§ **Supplied records**
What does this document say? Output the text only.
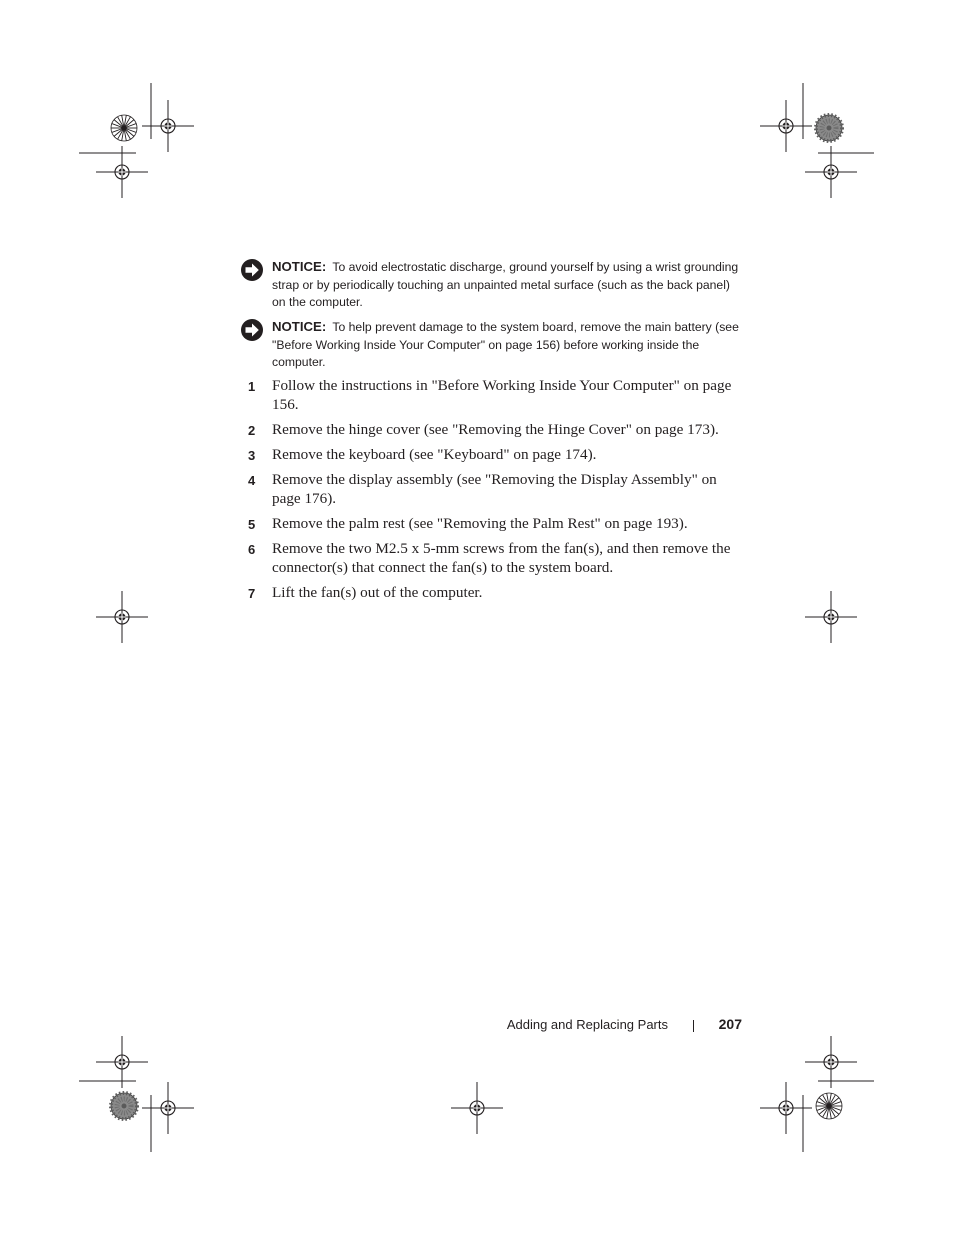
NOTICE: To avoid electrostatic discharge, ground yourself by using a wrist grounding strap or by periodically touching an unpainted metal surface (such as the back panel) on the computer.
NOTICE: To help prevent damage to the system board, remove the main battery (see "Before Working Inside Your Computer" on page 156) before working inside the computer.
1 Follow the instructions in "Before Working Inside Your Computer" on page 156.
2 Remove the hinge cover (see "Removing the Hinge Cover" on page 173).
3 Remove the keyboard (see "Keyboard" on page 174).
4 Remove the display assembly (see "Removing the Display Assembly" on page 176).
5 Remove the palm rest (see "Removing the Palm Rest" on page 193).
6 Remove the two M2.5 x 5-mm screws from the fan(s), and then remove the connector(s) that connect the fan(s) to the system board.
7 Lift the fan(s) out of the computer.
Adding and Replacing Parts	207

§ **Stated goal**
Return the entries unchanged, save for the pictures, which do not belong in the copy.

§ **Output**
What does this document say? Output the text only.
NOTICE: To avoid electrostatic discharge, ground yourself by using a wrist grounding strap or by periodically touching an unpainted metal surface (such as the back panel) on the computer.
NOTICE: To help prevent damage to the system board, remove the main battery (see "Before Working Inside Your Computer" on page 156) before working inside the computer.
1 Follow the instructions in "Before Working Inside Your Computer" on page 156.
2 Remove the hinge cover (see "Removing the Hinge Cover" on page 173).
3 Remove the keyboard (see "Keyboard" on page 174).
4 Remove the display assembly (see "Removing the Display Assembly" on page 176).
5 Remove the palm rest (see "Removing the Palm Rest" on page 193).
6 Remove the two M2.5 x 5-mm screws from the fan(s), and then remove the connector(s) that connect the fan(s) to the system board.
7 Lift the fan(s) out of the computer.
Adding and Replacing Parts	207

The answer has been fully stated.